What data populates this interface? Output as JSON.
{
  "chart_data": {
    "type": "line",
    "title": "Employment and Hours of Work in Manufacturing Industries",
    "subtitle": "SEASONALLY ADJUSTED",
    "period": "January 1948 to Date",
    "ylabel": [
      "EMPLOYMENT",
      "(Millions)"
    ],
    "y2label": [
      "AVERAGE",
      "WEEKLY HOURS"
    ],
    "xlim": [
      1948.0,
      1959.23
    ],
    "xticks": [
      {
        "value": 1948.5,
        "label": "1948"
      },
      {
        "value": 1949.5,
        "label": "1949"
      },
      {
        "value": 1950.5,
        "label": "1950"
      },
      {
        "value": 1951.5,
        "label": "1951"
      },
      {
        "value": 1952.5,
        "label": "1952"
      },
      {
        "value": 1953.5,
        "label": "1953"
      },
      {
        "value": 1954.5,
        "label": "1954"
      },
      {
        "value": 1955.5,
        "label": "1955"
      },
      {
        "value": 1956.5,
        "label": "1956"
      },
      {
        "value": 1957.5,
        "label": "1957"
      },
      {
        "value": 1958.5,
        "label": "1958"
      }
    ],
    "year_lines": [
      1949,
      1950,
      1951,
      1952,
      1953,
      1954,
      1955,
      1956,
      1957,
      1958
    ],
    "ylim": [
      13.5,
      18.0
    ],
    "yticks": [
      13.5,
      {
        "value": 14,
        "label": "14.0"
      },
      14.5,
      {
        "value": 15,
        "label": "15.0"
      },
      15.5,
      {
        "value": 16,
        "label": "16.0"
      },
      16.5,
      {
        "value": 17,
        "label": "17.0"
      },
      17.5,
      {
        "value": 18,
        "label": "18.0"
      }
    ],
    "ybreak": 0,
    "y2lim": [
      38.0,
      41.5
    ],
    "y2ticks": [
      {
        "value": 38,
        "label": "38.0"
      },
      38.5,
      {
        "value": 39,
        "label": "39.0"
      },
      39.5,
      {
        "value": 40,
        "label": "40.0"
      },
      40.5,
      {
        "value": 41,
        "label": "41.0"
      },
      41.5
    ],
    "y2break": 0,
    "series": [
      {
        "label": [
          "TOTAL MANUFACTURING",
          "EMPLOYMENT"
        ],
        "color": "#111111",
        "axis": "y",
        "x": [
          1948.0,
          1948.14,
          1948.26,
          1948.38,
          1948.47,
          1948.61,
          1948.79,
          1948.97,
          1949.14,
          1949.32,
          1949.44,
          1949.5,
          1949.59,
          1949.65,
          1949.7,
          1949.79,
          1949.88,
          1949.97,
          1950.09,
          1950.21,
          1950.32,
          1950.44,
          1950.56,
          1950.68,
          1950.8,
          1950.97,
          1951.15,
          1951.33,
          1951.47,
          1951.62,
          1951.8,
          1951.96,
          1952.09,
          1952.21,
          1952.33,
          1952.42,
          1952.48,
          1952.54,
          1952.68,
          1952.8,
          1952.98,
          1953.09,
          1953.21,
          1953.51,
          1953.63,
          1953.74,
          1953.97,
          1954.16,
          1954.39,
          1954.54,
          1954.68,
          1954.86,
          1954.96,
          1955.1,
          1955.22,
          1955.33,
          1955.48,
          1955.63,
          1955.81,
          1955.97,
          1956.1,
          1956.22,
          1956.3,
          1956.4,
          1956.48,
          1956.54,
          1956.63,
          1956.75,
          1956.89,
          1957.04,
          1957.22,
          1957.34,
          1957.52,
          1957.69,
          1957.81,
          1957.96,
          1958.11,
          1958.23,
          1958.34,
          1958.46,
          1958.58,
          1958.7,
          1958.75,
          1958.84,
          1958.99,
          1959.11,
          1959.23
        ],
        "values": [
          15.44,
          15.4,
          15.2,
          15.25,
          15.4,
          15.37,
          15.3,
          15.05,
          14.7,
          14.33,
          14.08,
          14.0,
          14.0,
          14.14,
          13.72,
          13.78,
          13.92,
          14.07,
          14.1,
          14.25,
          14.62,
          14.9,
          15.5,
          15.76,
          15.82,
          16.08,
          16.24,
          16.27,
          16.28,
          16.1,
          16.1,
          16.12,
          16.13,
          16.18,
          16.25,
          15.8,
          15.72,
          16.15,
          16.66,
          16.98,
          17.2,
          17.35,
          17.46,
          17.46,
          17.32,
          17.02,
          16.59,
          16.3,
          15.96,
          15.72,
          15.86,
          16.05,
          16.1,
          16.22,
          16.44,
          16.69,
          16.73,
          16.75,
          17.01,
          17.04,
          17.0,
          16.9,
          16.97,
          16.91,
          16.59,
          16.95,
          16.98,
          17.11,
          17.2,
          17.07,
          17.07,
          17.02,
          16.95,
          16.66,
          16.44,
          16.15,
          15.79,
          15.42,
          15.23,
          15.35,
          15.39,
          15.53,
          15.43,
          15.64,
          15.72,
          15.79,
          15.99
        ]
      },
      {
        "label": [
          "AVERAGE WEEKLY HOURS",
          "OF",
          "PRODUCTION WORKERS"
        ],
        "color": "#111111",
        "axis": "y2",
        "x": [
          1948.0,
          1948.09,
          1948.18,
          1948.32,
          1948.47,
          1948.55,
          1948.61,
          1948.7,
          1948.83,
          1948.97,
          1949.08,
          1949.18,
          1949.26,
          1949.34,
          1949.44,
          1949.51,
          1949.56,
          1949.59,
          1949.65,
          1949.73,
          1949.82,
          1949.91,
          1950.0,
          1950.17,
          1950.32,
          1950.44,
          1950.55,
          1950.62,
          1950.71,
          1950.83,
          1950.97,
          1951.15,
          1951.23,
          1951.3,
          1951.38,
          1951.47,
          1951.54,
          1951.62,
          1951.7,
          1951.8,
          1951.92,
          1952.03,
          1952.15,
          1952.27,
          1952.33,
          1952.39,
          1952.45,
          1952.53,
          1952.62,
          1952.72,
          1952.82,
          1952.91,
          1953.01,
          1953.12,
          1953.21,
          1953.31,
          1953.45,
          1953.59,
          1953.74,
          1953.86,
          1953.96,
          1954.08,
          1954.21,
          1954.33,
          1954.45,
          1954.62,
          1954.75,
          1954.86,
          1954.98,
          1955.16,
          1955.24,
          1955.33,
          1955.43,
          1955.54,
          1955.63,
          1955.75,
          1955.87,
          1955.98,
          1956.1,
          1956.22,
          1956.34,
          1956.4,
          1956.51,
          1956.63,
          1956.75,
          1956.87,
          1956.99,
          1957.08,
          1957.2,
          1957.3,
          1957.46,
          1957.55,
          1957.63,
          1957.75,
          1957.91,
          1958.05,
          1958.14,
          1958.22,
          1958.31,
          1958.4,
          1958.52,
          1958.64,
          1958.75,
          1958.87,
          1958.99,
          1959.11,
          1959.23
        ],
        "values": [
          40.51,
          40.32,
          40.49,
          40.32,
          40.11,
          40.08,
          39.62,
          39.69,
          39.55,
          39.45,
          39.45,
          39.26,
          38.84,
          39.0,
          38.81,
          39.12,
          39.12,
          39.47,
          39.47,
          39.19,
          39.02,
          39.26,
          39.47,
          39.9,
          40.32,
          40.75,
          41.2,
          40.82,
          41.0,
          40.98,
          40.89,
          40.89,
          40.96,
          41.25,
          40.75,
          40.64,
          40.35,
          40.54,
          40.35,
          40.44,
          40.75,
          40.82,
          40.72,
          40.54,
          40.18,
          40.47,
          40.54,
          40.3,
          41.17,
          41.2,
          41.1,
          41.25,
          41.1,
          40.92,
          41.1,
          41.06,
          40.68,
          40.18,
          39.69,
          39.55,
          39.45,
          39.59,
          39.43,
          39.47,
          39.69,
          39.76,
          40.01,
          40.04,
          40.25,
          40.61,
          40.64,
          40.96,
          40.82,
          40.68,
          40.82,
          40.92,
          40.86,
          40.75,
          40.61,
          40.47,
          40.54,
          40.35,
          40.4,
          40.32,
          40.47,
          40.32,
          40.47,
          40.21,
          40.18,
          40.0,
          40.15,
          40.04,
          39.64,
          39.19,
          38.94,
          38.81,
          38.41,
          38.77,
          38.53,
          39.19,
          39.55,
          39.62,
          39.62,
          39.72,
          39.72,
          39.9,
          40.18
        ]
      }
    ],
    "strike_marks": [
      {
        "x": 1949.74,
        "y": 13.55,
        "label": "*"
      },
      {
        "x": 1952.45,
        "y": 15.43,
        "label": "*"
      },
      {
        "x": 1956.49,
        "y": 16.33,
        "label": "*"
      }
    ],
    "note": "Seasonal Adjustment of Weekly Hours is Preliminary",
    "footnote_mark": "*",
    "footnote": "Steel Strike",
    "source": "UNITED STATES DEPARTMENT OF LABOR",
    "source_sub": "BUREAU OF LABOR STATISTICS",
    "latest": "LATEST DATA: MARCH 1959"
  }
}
########
(WHAT TO PRODUCE) Each line that holds the word "LABOR" should be extracted from the records.

(COMPLETE OUTPUT)
    "source": "UNITED STATES DEPARTMENT OF LABOR",
    "source_sub": "BUREAU OF LABOR STATISTICS",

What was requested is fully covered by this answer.